WRITTEN EXERCISE: Filter the records below for the word "shall". Copy each line that holds it.

EXTRACTED RECORDS:
====================

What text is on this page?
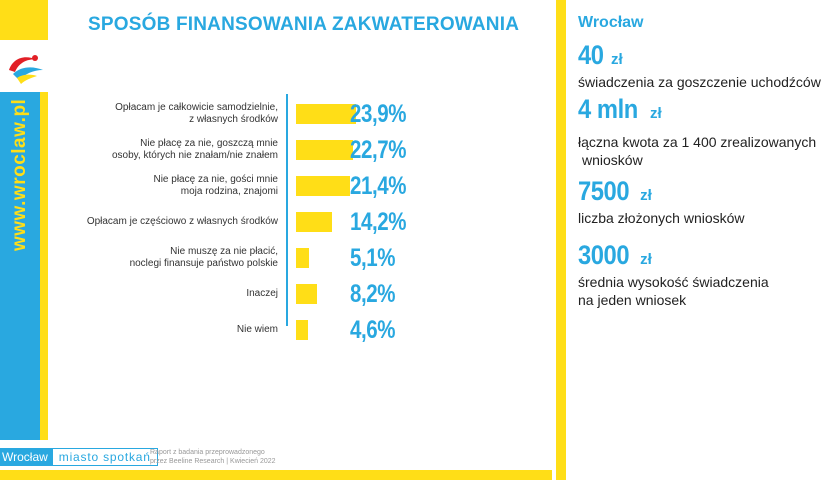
www.wroclaw.pl
SPOSÓB FINANSOWANIA ZAKWATEROWANIA
Opłacam je całkowicie samodzielnie,
z własnych środków	23,9%
Nie płacę za nie, goszczą mnie
osoby, których nie znałam/nie znałem	22,7%
Nie płacę za nie, gości mnie
moja rodzina, znajomi	21,4%
Opłacam je częściowo z własnych środków	14,2%
Nie muszę za nie płacić,
noclegi finansuje państwo polskie	5,1%
Inaczej	8,2%
Nie wiem	4,6%
Wrocław
40 zł
świadczenia za goszczenie uchodźców
4 mln zł
łączna kwota za 1 400 zrealizowanych
wniosków
7500 zł
liczba złożonych wniosków
3000 zł
średnia wysokość świadczenia
na jeden wniosek
Wrocław miasto spotkań Raport z badania przeprowadzonego
przez Beeline Research | Kwiecień 2022
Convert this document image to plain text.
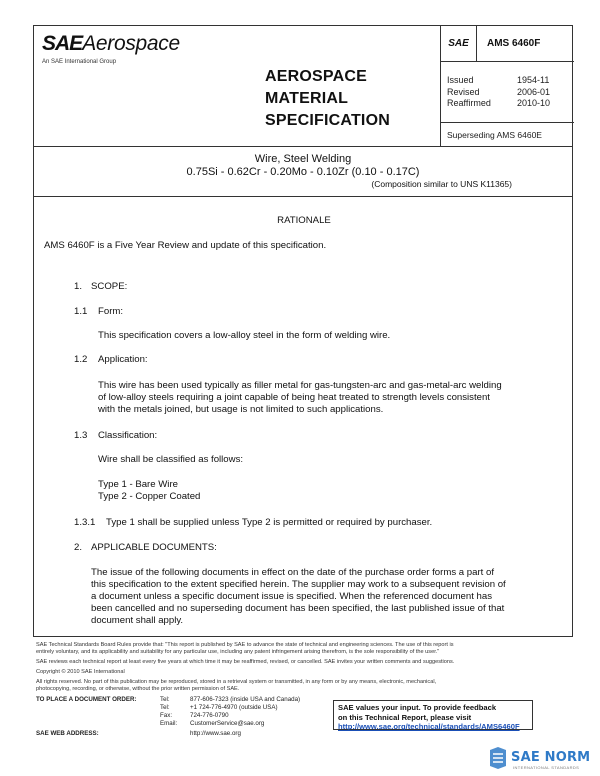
SAEAerospace
An SAE International Group
AEROSPACE
MATERIAL
SPECIFICATION
SAE	AMS 6460F
Issued	1954-11
Revised	2006-01
Reaffirmed	2010-10
Superseding AMS 6460E
Wire, Steel Welding
0.75Si - 0.62Cr - 0.20Mo - 0.10Zr (0.10 - 0.17C)
(Composition similar to UNS K11365)
RATIONALE
AMS 6460F is a Five Year Review and update of this specification.
1. SCOPE:
1.1 Form:
This specification covers a low-alloy steel in the form of welding wire.
1.2 Application:
This wire has been used typically as filler metal for gas-tungsten-arc and gas-metal-arc welding
of low-alloy steels requiring a joint capable of being heat treated to strength levels consistent
with the metals joined, but usage is not limited to such applications.
1.3 Classification:
Wire shall be classified as follows:
Type 1 - Bare Wire
Type 2 - Copper Coated
1.3.1 Type 1 shall be supplied unless Type 2 is permitted or required by purchaser.
2. APPLICABLE DOCUMENTS:
The issue of the following documents in effect on the date of the purchase order forms a part of
this specification to the extent specified herein. The supplier may work to a subsequent revision of
a document unless a specific document issue is specified. When the referenced document has
been cancelled and no superseding document has been specified, the last published issue of that
document shall apply.
SAE Technical Standards Board Rules provide that: "This report is published by SAE to advance the state of technical and engineering sciences. The use of this report is
entirely voluntary, and its applicability and suitability for any particular use, including any patent infringement arising therefrom, is the sole responsibility of the user."
SAE reviews each technical report at least every five years at which time it may be reaffirmed, revised, or cancelled. SAE invites your written comments and suggestions.
Copyright © 2010 SAE International
All rights reserved. No part of this publication may be reproduced, stored in a retrieval system or transmitted, in any form or by any means, electronic, mechanical,
photocopying, recording, or otherwise, without the prior written permission of SAE.
TO PLACE A DOCUMENT ORDER:	Tel:	877-606-7323 (inside USA and Canada)
Tel:	+1 724-776-4970 (outside USA)
Fax:	724-776-0790
Email: CustomerService@sae.org
SAE WEB ADDRESS:	http://www.sae.org
SAE values your input. To provide feedback
on this Technical Report, please visit
http://www.sae.org/technical/standards/AMS6460F
SAE NORM
INTERNATIONAL STANDARDS
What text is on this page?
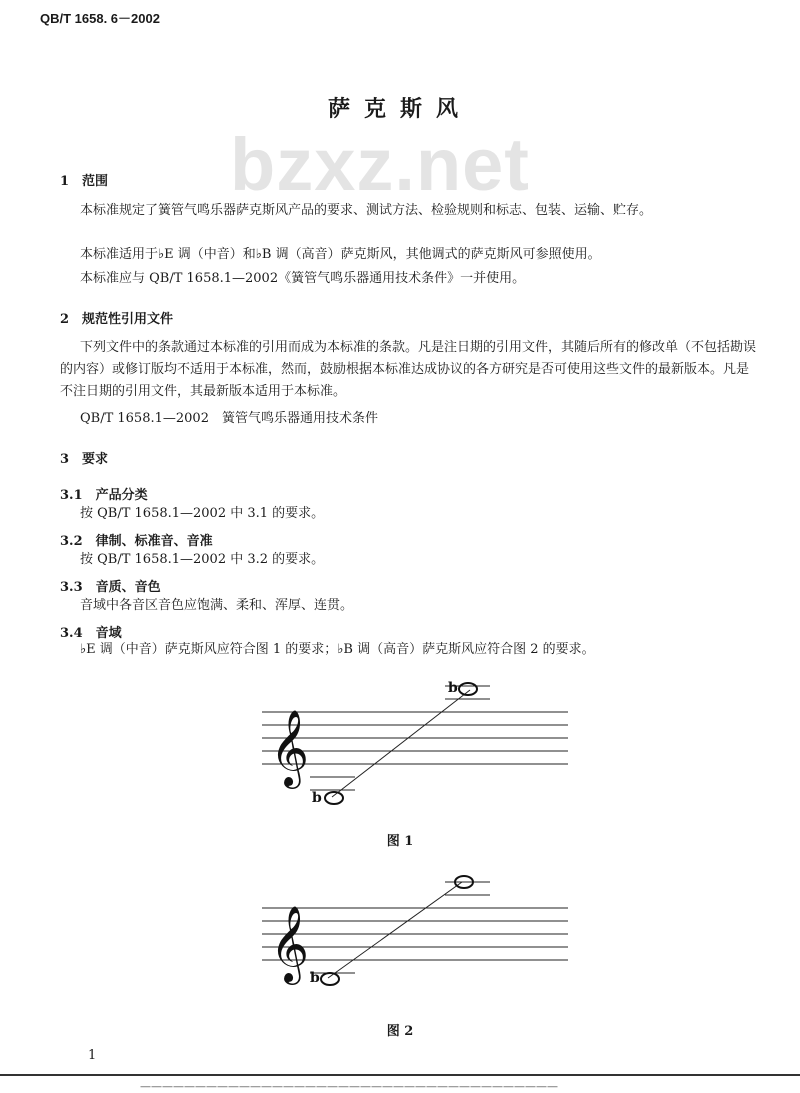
QB/T 1658. 6－2002
bzxz.net
萨克斯风
1　范围
本标准规定了簧管气鸣乐器萨克斯风产品的要求、测试方法、检验规则和标志、包装、运输、贮存。
本标准适用于♭E 调（中音）和♭B 调（高音）萨克斯风，其他调式的萨克斯风可参照使用。
本标准应与 QB/T 1658.1—2002《簧管气鸣乐器通用技术条件》一并使用。
2　规范性引用文件
下列文件中的条款通过本标准的引用而成为本标准的条款。凡是注日期的引用文件，其随后所有的修改单（不包括勘误的内容）或修订版均不适用于本标准，然而，鼓励根据本标准达成协议的各方研究是否可使用这些文件的最新版本。凡是不注日期的引用文件，其最新版本适用于本标准。
QB/T 1658.1—2002　簧管气鸣乐器通用技术条件
3　要求
3.1　产品分类
按 QB/T 1658.1—2002 中 3.1 的要求。
3.2　律制、标准音、音准
按 QB/T 1658.1—2002 中 3.2 的要求。
3.3　音质、音色
音域中各音区音色应饱满、柔和、浑厚、连贯。
3.4　音域
♭E 调（中音）萨克斯风应符合图 1 的要求；♭B 调（高音）萨克斯风应符合图 2 的要求。
𝄞
b
b
图 1
𝄞 b
图 2
1
——————————————————————————————————————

====================

RESULT:
Wire shall be classified as follows:
1.3.1 Type 1 shall be supplied unless Type 2 is permitted or required by purchaser.
document shall apply.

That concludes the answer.